__Record excerpts__:

<<<<

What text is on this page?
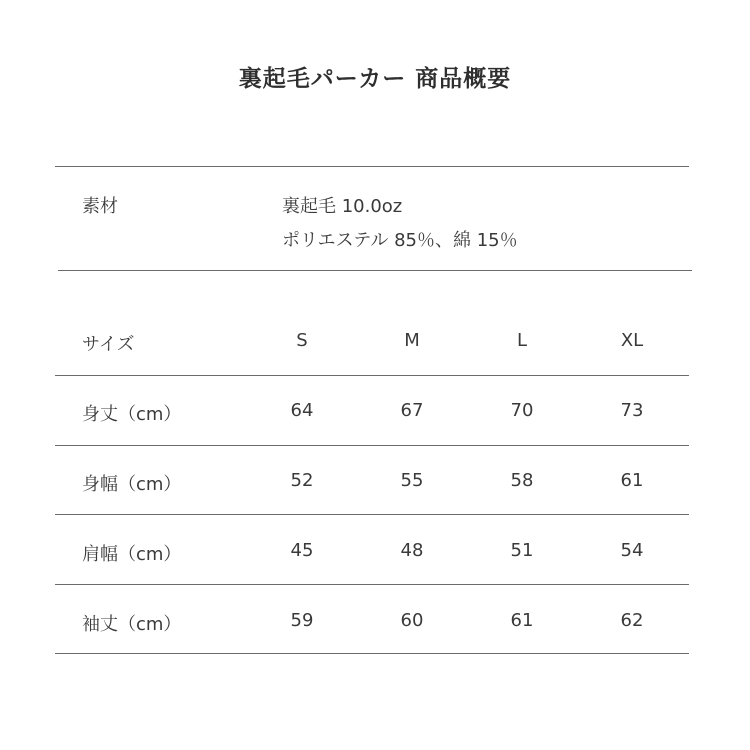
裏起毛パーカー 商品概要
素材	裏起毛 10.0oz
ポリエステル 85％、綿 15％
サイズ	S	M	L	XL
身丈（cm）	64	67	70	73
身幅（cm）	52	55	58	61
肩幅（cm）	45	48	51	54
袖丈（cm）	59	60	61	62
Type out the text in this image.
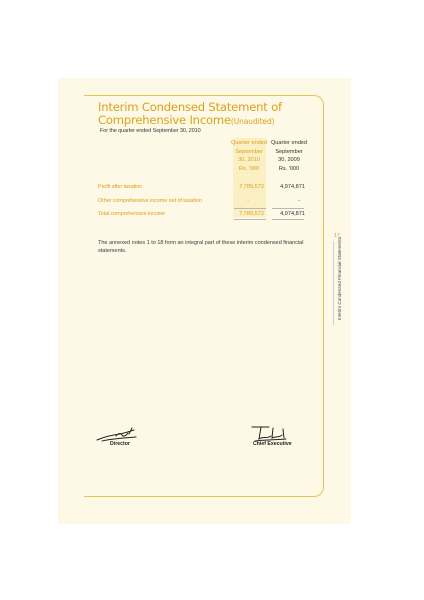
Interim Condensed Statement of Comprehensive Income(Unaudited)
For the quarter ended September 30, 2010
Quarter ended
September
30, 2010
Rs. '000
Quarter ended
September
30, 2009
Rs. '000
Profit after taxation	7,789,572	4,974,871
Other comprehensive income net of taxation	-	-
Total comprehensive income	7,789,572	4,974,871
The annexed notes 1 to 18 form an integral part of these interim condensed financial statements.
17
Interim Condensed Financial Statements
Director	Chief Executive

>>>>

__The exercise__: Transcribe the full listing above exactly, with the images removed.

__Response to this task__:
What text is on this page?
裏起毛パーカー 商品概要
素材	裏起毛 10.0oz
ポリエステル 85％、綿 15％
サイズ	S	M	L	XL
身丈（cm）	64	67	70	73
身幅（cm）	52	55	58	61
肩幅（cm）	45	48	51	54
袖丈（cm）	59	60	61	62
Type out the text in this image.
Interim Condensed Statement of Comprehensive Income(Unaudited)
For the quarter ended September 30, 2010
Quarter ended
September
30, 2010
Rs. '000
Quarter ended
September
30, 2009
Rs. '000
Profit after taxation	7,789,572	4,974,871
Other comprehensive income net of taxation	-	-
Total comprehensive income	7,789,572	4,974,871
The annexed notes 1 to 18 form an integral part of these interim condensed financial statements.
17
Interim Condensed Financial Statements
Director	Chief Executive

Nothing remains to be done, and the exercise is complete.